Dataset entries
------------------------------------

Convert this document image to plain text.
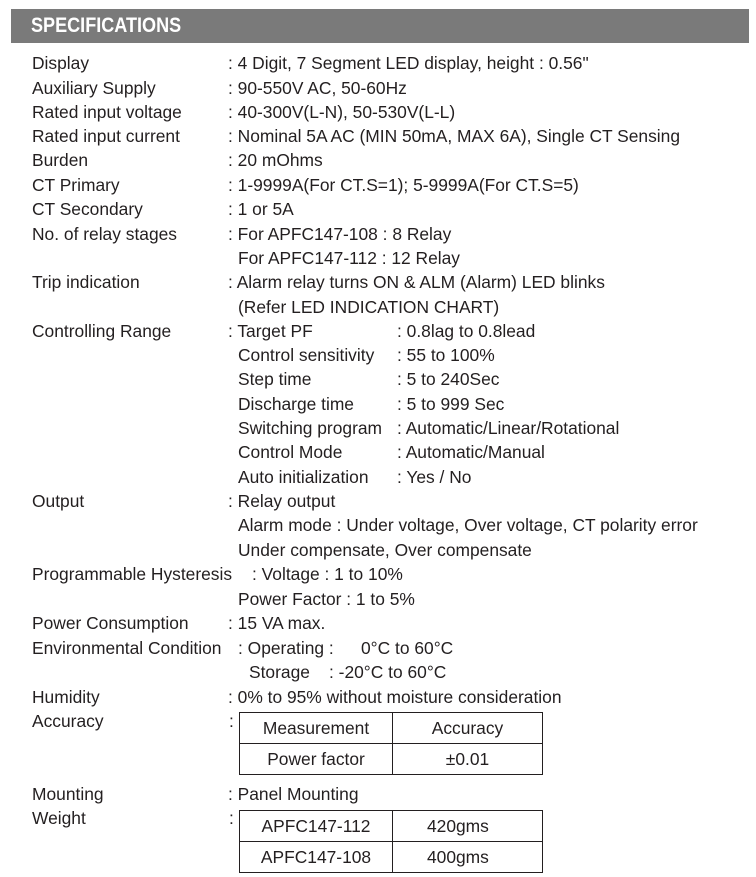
SPECIFICATIONS
Display	: 4 Digit, 7 Segment LED display, height : 0.56"
Auxiliary Supply	: 90-550V AC, 50-60Hz
Rated input voltage	: 40-300V(L-N), 50-530V(L-L)
Rated input current	: Nominal 5A AC (MIN 50mA, MAX 6A), Single CT Sensing
Burden	: 20 mOhms
CT Primary	: 1-9999A(For CT.S=1); 5-9999A(For CT.S=5)
CT Secondary	: 1 or 5A
No. of relay stages	: For APFC147-108 : 8 Relay
For APFC147-112 : 12 Relay
Trip indication	: Alarm relay turns ON & ALM (Alarm) LED blinks
(Refer LED INDICATION CHART)
Controlling Range	: Target PF	: 0.8lag to 0.8lead
Control sensitivity : 55 to 100%
Step time	: 5 to 240Sec
Discharge time : 5 to 999 Sec
Switching program : Automatic/Linear/Rotational
Control Mode	: Automatic/Manual
Auto initialization : Yes / No
Output	: Relay output
Alarm mode : Under voltage, Over voltage, CT polarity error
Under compensate, Over compensate
Programmable Hysteresis : Voltage : 1 to 10%
Power Factor : 1 to 5%
Power Consumption : 15 VA max.
Environmental Condition : Operating : 0°C to 60°C
Storage : -20°C to 60°C
Humidity	: 0% to 95% without moisture consideration
Accuracy	:	Measurement	Accuracy
Power factor	±0.01
Mounting	: Panel Mounting
Weight	:	APFC147-112	420gms
APFC147-108	400gms
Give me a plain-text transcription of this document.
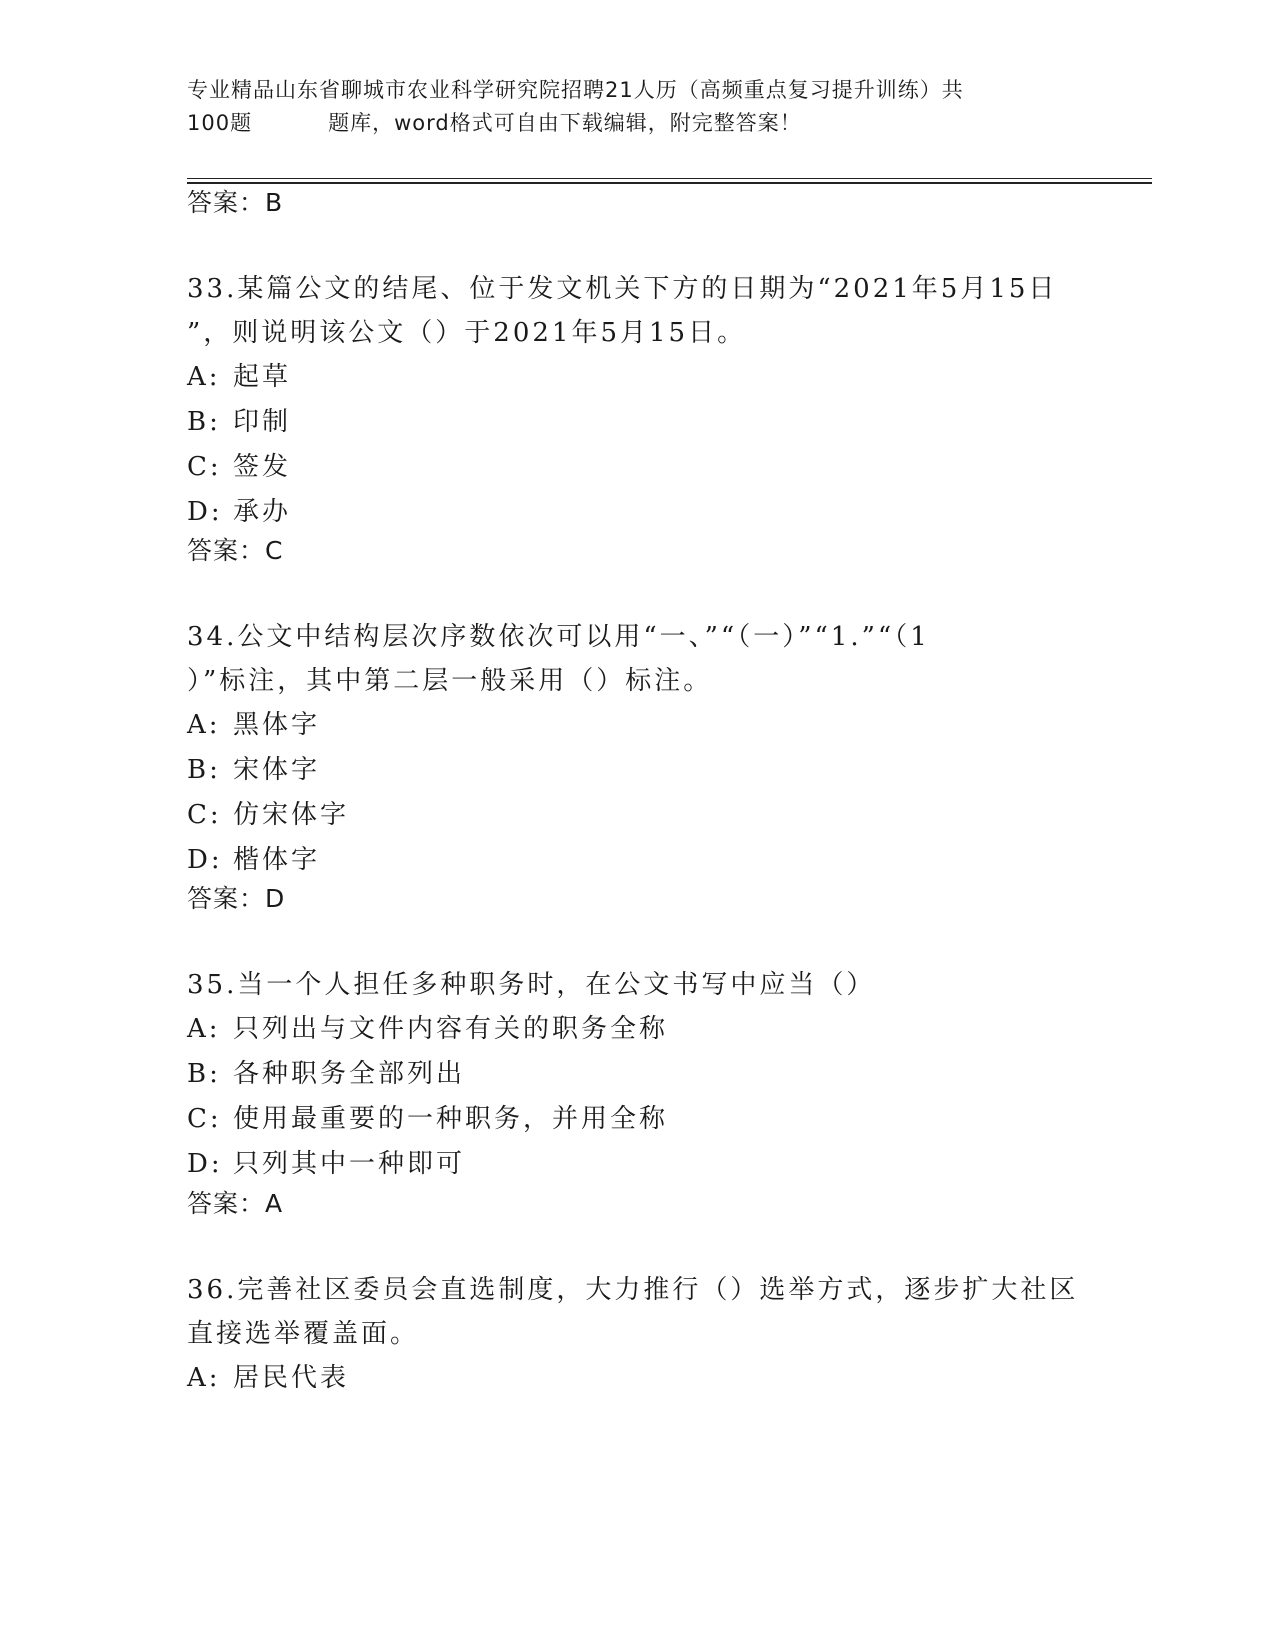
专业精品山东省聊城市农业科学研究院招聘21人历（高频重点复习提升训练）共
100题	题库，word格式可自由下载编辑，附完整答案！
答案：B
33.某篇公文的结尾、位于发文机关下方的日期为“2021年5月15日
”，则说明该公文（）于2021年5月15日。
A: 起草
B: 印制
C: 签发
D: 承办
答案：C
34.公文中结构层次序数依次可以用“一、”“（一）”“1.”“（1
）”标注，其中第二层一般采用（）标注。
A: 黑体字
B: 宋体字
C: 仿宋体字
D: 楷体字
答案：D
35.当一个人担任多种职务时，在公文书写中应当（）
A: 只列出与文件内容有关的职务全称
B: 各种职务全部列出
C: 使用最重要的一种职务，并用全称
D: 只列其中一种即可
答案：A
36.完善社区委员会直选制度，大力推行（）选举方式，逐步扩大社区
直接选举覆盖面。
A: 居民代表
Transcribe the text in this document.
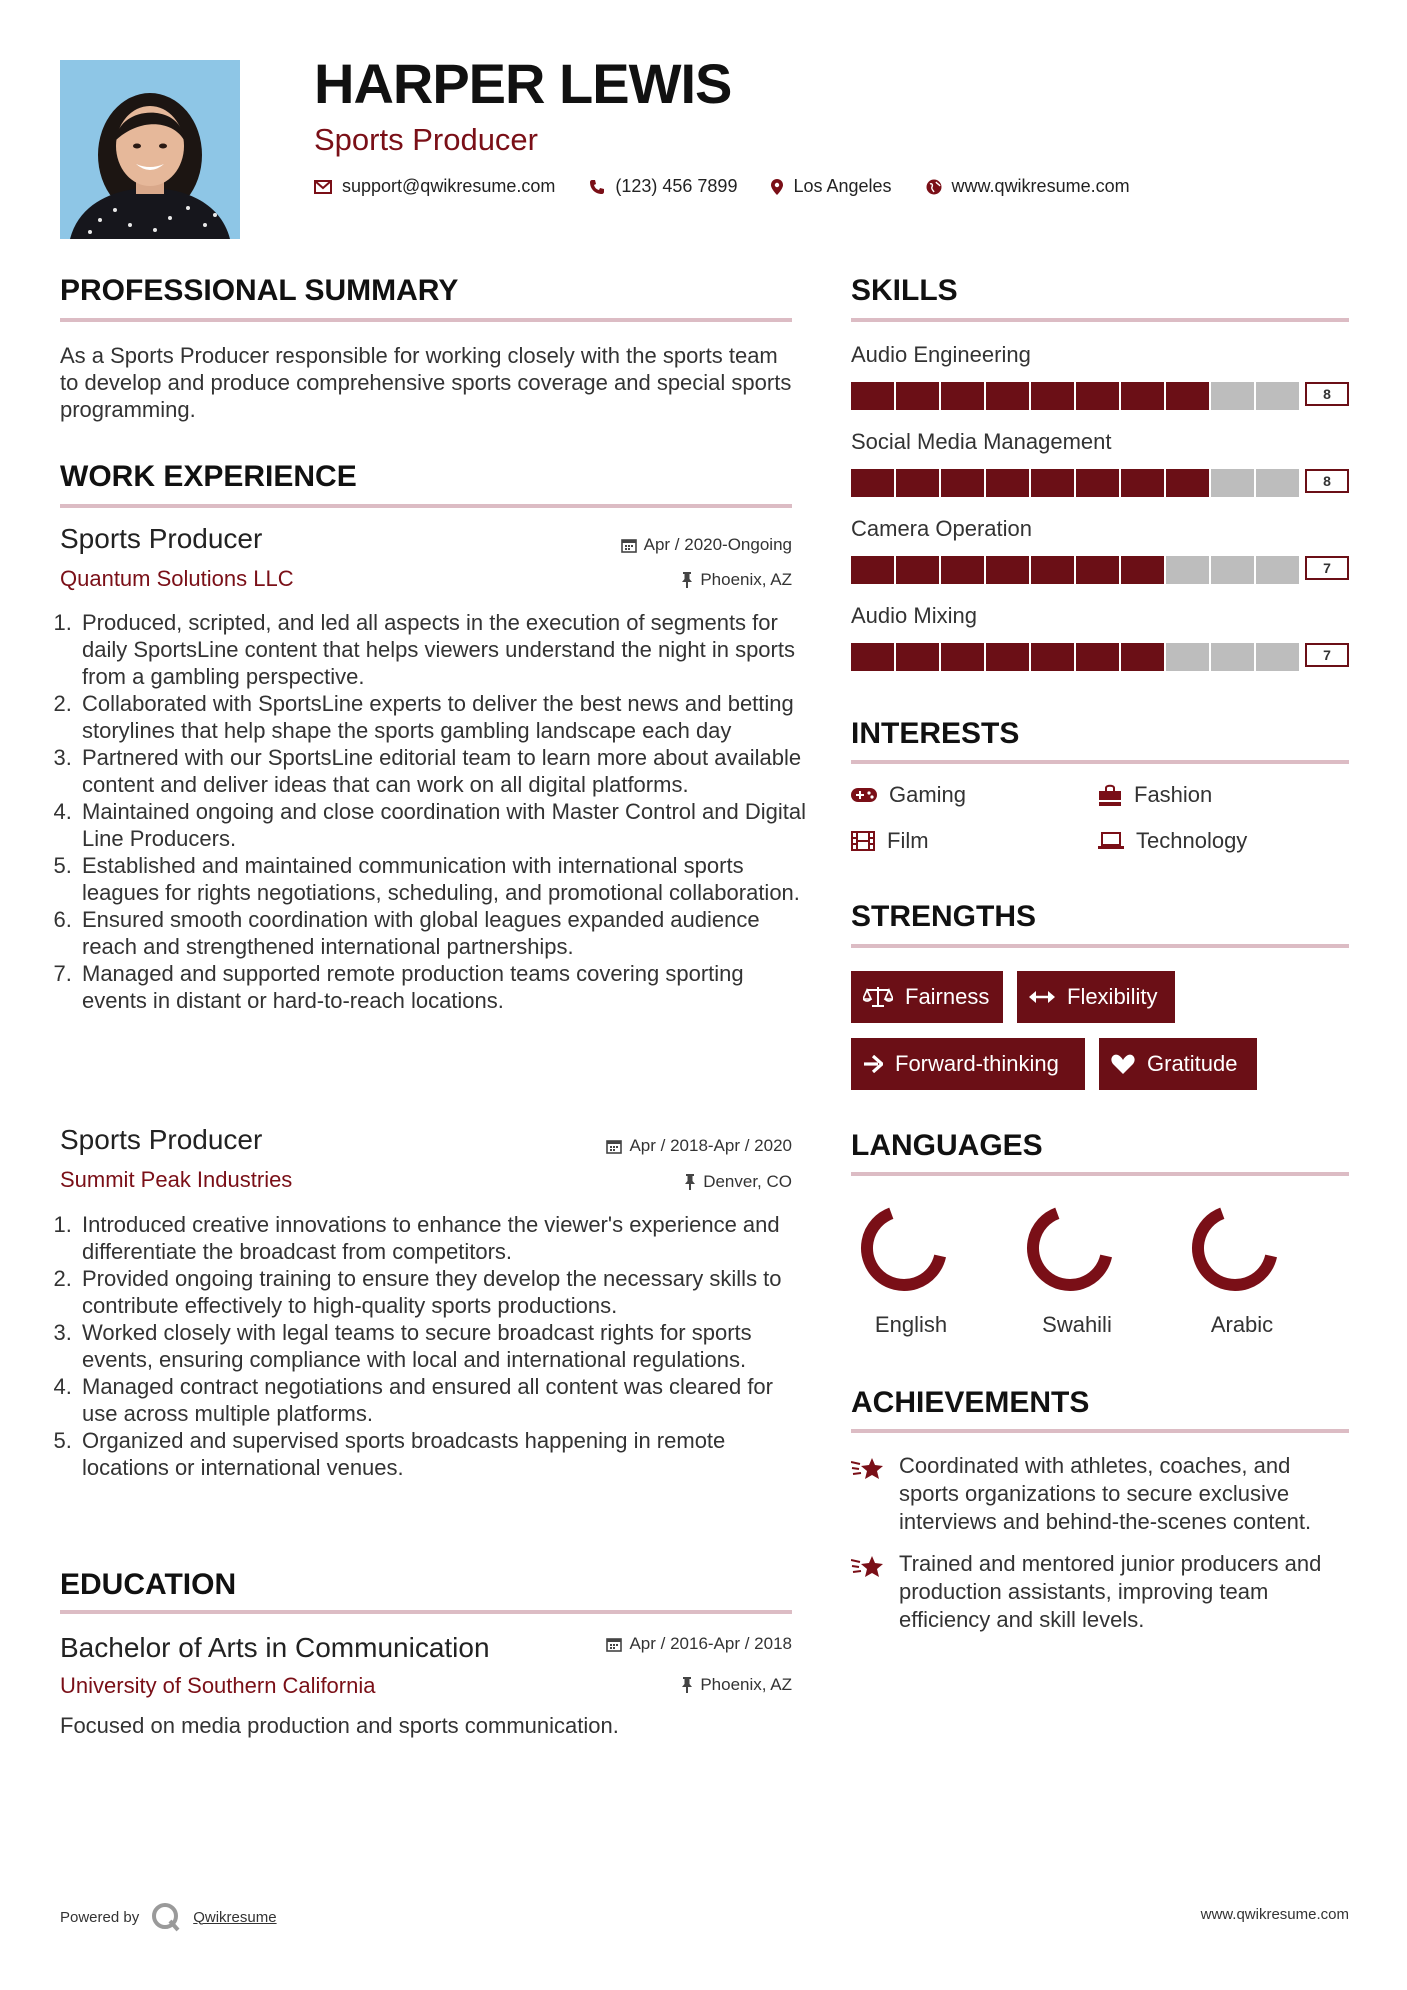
HARPER LEWIS
Sports Producer
support@qwikresume.com	(123) 456 7899	Los Angeles	www.qwikresume.com
PROFESSIONAL SUMMARY
As a Sports Producer responsible for working closely with the sports team to develop and produce comprehensive sports coverage and special sports programming.
WORK EXPERIENCE
Sports Producer	Apr / 2020-Ongoing
Quantum Solutions LLC	Phoenix, AZ
1. Produced, scripted, and led all aspects in the execution of segments for daily SportsLine content that helps viewers understand the night in sports from a gambling perspective.
2. Collaborated with SportsLine experts to deliver the best news and betting storylines that help shape the sports gambling landscape each day
3. Partnered with our SportsLine editorial team to learn more about available content and deliver ideas that can work on all digital platforms.
4. Maintained ongoing and close coordination with Master Control and Digital Line Producers.
5. Established and maintained communication with international sports leagues for rights negotiations, scheduling, and promotional collaboration.
6. Ensured smooth coordination with global leagues expanded audience reach and strengthened international partnerships.
7. Managed and supported remote production teams covering sporting events in distant or hard-to-reach locations.
Sports Producer	Apr / 2018-Apr / 2020
Summit Peak Industries	Denver, CO
1. Introduced creative innovations to enhance the viewer's experience and differentiate the broadcast from competitors.
2. Provided ongoing training to ensure they develop the necessary skills to contribute effectively to high-quality sports productions.
3. Worked closely with legal teams to secure broadcast rights for sports events, ensuring compliance with local and international regulations.
4. Managed contract negotiations and ensured all content was cleared for use across multiple platforms.
5. Organized and supervised sports broadcasts happening in remote locations or international venues.
EDUCATION
Bachelor of Arts in Communication	Apr / 2016-Apr / 2018
University of Southern California	Phoenix, AZ
Focused on media production and sports communication.
SKILLS
Audio Engineering
8
Social Media Management
8
Camera Operation
7
Audio Mixing
7
INTERESTS
Gaming	Fashion
Film	Technology
STRENGTHS
Fairness	Flexibility
Forward-thinking	Gratitude
LANGUAGES
English	Swahili	Arabic
ACHIEVEMENTS
Coordinated with athletes, coaches, and sports organizations to secure exclusive interviews and behind-the-scenes content.
Trained and mentored junior producers and production assistants, improving team efficiency and skill levels.
Powered by	Qwikresume	www.qwikresume.com
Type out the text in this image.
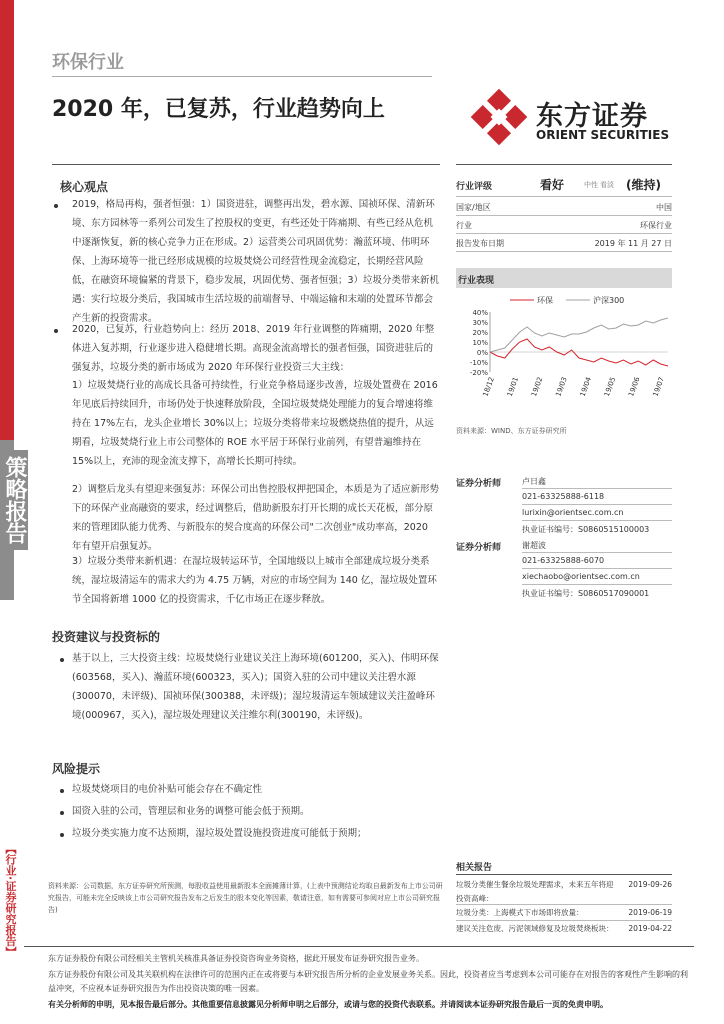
策略报告
【行业·证券研究报告】
环保行业
2020 年，已复苏，行业趋势向上	东方证券
ORIENT SECURITIES
核心观点
2019，格局再构，强者恒强：1）国资进驻，调整再出发，碧水源、国祯环保、清新环境、东方园林等一系列公司发生了控股权的变更，有些还处于阵痛期、有些已经从危机中逐渐恢复，新的核心竞争力正在形成。2）运营类公司巩固优势：瀚蓝环境、伟明环保、上海环境等一批已经形成规模的垃圾焚烧公司经营性现金流稳定，长期经营风险低，在融资环境偏紧的背景下，稳步发展，巩固优势、强者恒强；3）垃圾分类带来新机遇：实行垃圾分类后，我国城市生活垃圾的前端督导、中端运输和末端的处置环节都会产生新的投资需求。
2020，已复苏，行业趋势向上：经历 2018、2019 年行业调整的阵痛期，2020 年整体进入复苏期，行业逐步进入稳健增长期。高现金流高增长的强者恒强，国资进驻后的强复苏，垃圾分类的新市场成为 2020 年环保行业投资三大主线：
1）垃圾焚烧行业的高成长具备可持续性，行业竞争格局逐步改善，垃圾处置费在 2016 年见底后持续回升，市场仍处于快速释放阶段，全国垃圾焚烧处理能力的复合增速将维持在 17%左右，龙头企业增长 30%以上；垃圾分类将带来垃圾燃烧热值的提升，从远期看，垃圾焚烧行业上市公司整体的 ROE 水平居于环保行业前列，有望普遍维持在 15%以上，充沛的现金流支撑下，高增长长期可持续。
2）调整后龙头有望迎来强复苏：环保公司出售控股权押把国企，本质是为了适应新形势下的环保产业高融资的要求，经过调整后，借助新股东打开长期的成长天花板，部分原来的管理团队能力优秀、与新股东的契合度高的环保公司"二次创业"成功率高，2020 年有望开启强复苏。
3）垃圾分类带来新机遇：在湿垃圾转运环节，全国地级以上城市全部建成垃圾分类系统，湿垃圾清运车的需求大约为 4.75 万辆，对应的市场空间为 140 亿，湿垃圾处置环节全国将新增 1000 亿的投资需求，千亿市场正在逐步释放。
投资建议与投资标的
基于以上，三大投资主线：垃圾焚烧行业建议关注上海环境(601200，买入)、伟明环保(603568，买入)、瀚蓝环境(600323，买入)；国资入驻的公司中建议关注碧水源(300070，未评级)、国祯环保(300388，未评级)；湿垃圾清运车领域建议关注盈峰环境(000967，买入)，湿垃圾处理建议关注维尔利(300190，未评级)。
风险提示
垃圾焚烧项目的电价补贴可能会存在不确定性
国资入驻的公司，管理层和业务的调整可能会低于预期。
垃圾分类实施力度不达预期，湿垃圾处置设施投资进度可能低于预期；
行业评级	看好	中性 看淡 (维持)
国家/地区	中国
行业	环保行业
报告发布日期	2019 年 11 月 27 日
行业表现
环保	沪深300
40%
30%
20%
10%
0%
-10%
-20%
18/12 19/01 19/02 19/03 19/04 19/05 19/06 19/07
资料来源：WIND、东方证券研究所
证券分析师	卢日鑫
021-63325888-6118
lurixin@orientsec.com.cn
执业证书编号：S0860515100003
证券分析师	谢超波
021-63325888-6070
xiechaobo@orientsec.com.cn
执业证书编号：S0860517090001
相关报告
垃圾分类催生餐余垃圾处理需求，未来五年将迎投资高峰：
2019-09-26
垃圾分类：上海模式下市场即将放量：	2019-06-19
建议关注危废、污泥领域修复及垃圾焚烧板块：	2019-04-22
资料来源：公司数据，东方证券研究所预测，每股收益使用最新股本全面摊薄计算，(上表中预测结论均取自最新发布上市公司研究报告，可能未完全反映该上市公司研究报告发布之后发生的股本变化等因素，敬请注意，如有需要可参阅对应上市公司研究报告)
东方证券股份有限公司经相关主管机关核准具备证券投资咨询业务资格，据此开展发布证券研究报告业务。
东方证券股份有限公司及其关联机构在法律许可的范围内正在或将要与本研究报告所分析的企业发展业务关系。因此，投资者应当考虑到本公司可能存在对报告的客观性产生影响的利益冲突，不应视本证券研究报告为作出投资决策的唯一因素。
有关分析师的申明，见本报告最后部分。其他重要信息披露见分析师申明之后部分，或请与您的投资代表联系。并请阅读本证券研究报告最后一页的免责申明。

------------------------------------

Task brief:
Locate and copy each line in the data above that includes the word "reach".

Written solution:
6. Ensured smooth coordination with global leagues expanded audience reach and strengthened international partnerships.
7. Managed and supported remote production teams covering sporting events in distant or hard-to-reach locations.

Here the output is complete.